Some records:
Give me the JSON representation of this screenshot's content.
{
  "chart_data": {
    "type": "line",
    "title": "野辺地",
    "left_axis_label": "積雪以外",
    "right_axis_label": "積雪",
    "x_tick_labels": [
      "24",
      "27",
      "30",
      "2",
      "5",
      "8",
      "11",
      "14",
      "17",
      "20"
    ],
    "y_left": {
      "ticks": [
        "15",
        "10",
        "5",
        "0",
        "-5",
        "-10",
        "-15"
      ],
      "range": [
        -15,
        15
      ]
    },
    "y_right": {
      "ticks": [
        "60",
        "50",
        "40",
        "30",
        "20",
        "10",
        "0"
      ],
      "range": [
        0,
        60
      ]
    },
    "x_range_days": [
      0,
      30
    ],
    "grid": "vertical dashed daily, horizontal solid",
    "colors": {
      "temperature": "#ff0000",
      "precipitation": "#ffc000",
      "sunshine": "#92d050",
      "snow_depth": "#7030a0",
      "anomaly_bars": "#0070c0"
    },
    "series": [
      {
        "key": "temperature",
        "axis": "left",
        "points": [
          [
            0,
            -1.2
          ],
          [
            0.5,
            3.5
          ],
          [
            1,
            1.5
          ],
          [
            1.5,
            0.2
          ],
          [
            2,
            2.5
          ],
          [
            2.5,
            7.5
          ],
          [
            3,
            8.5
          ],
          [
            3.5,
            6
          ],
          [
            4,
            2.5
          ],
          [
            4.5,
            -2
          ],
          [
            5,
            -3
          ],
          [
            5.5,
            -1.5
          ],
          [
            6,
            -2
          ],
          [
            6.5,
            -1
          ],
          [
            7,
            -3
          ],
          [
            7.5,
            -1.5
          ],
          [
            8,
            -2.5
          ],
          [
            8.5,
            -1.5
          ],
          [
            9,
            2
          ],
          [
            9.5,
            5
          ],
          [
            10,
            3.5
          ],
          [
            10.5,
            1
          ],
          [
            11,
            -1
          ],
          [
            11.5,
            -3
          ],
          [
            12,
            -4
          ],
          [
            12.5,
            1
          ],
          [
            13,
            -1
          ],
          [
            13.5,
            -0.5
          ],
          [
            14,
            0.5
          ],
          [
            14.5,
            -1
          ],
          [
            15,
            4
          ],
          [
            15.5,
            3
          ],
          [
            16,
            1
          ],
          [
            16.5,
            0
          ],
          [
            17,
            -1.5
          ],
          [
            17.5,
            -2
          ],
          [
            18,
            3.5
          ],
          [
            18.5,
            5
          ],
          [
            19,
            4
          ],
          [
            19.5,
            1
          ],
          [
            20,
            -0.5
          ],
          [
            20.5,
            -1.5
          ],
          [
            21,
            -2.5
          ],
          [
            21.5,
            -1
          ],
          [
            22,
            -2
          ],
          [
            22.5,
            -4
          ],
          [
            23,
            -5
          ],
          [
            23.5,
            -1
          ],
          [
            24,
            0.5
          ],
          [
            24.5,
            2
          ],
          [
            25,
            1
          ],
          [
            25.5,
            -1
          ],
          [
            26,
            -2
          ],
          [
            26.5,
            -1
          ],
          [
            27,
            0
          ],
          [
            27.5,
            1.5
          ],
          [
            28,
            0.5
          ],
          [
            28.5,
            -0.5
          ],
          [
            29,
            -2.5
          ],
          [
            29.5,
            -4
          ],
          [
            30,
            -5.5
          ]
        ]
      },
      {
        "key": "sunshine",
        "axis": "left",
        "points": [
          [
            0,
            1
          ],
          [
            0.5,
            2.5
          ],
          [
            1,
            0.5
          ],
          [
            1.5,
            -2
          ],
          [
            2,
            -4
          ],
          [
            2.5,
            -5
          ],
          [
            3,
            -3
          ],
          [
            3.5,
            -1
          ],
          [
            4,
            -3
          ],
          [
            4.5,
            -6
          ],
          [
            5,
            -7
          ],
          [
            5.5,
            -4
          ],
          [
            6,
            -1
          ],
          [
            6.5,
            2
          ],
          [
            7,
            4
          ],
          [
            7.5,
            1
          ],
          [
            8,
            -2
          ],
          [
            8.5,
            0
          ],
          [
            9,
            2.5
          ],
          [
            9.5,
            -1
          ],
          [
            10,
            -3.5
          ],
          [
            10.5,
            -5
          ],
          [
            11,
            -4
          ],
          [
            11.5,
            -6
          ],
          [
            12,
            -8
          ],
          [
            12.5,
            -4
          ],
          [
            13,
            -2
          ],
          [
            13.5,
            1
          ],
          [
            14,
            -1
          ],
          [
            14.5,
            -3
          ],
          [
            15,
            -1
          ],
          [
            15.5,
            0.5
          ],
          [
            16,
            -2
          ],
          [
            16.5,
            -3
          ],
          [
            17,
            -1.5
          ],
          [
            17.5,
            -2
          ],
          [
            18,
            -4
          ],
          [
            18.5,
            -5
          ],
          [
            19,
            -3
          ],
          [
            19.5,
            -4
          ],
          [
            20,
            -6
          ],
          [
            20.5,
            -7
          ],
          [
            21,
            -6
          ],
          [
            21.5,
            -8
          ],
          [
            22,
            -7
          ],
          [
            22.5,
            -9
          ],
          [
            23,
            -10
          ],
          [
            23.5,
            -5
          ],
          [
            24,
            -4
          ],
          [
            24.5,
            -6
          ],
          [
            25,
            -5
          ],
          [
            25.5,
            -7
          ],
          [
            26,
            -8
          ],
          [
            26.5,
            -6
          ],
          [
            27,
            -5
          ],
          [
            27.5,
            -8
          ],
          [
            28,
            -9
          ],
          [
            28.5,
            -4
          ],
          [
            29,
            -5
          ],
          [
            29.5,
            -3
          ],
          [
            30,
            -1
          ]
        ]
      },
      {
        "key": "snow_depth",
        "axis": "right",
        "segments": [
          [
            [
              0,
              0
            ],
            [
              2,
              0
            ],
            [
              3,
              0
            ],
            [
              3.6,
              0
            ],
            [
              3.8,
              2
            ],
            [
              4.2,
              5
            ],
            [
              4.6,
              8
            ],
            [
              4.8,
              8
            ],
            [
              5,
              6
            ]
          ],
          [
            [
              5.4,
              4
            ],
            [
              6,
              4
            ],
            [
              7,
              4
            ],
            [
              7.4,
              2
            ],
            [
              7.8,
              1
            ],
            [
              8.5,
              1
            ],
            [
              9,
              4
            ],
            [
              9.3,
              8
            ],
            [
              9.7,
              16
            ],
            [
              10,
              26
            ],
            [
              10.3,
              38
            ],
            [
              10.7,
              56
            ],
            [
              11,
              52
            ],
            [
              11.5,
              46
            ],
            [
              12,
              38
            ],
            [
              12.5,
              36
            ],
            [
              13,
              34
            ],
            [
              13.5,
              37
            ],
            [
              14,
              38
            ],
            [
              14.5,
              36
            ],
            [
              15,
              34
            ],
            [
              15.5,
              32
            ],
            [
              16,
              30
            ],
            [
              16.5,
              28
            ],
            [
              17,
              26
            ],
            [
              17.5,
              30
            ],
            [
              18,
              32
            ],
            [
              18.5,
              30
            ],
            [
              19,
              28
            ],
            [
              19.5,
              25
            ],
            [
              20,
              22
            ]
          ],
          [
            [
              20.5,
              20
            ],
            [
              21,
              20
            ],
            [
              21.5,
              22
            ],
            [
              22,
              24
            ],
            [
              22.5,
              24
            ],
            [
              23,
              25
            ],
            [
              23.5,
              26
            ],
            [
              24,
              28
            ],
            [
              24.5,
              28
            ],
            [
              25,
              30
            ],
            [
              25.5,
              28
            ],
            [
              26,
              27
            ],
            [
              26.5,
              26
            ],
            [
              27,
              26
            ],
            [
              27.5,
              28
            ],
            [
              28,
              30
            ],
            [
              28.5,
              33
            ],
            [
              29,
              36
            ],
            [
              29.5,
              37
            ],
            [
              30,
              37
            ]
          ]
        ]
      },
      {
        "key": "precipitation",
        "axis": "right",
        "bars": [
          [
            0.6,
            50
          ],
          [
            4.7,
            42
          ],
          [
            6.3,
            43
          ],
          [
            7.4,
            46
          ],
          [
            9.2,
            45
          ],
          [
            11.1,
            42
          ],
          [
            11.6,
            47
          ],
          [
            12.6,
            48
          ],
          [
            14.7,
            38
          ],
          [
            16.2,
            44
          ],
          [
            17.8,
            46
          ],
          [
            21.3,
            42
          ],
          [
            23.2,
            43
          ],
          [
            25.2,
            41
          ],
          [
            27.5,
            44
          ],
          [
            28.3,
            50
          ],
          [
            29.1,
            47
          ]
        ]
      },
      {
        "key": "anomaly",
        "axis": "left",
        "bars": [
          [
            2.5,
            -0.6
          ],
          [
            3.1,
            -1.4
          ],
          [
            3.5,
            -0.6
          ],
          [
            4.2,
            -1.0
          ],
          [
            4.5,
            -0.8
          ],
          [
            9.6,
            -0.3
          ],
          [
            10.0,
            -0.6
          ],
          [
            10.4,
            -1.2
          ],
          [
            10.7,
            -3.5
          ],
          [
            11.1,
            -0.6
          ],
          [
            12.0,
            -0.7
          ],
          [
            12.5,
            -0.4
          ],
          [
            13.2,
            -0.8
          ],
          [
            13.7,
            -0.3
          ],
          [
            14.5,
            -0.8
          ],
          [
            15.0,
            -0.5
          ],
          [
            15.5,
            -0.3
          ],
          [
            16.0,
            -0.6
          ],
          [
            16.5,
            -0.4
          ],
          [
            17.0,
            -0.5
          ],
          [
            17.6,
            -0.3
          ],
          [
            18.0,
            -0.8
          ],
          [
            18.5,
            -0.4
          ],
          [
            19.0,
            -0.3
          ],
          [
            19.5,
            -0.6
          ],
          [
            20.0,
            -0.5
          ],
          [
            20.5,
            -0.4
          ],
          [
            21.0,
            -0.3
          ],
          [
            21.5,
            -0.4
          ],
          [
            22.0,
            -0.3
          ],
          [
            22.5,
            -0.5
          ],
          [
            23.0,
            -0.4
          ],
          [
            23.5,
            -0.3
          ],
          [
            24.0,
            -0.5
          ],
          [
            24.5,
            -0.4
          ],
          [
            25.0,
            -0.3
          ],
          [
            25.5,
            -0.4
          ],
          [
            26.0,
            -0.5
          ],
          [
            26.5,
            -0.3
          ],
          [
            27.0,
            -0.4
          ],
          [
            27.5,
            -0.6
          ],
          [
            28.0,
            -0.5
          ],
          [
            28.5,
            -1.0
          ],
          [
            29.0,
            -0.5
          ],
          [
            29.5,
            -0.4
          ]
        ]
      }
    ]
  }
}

_GIVEN INSTRUCTION_
Extract every line containing the string "temperature" from the material.

_RESPONSE TO THE EXERCISE_
      "temperature": "#ff0000",
        "key": "temperature",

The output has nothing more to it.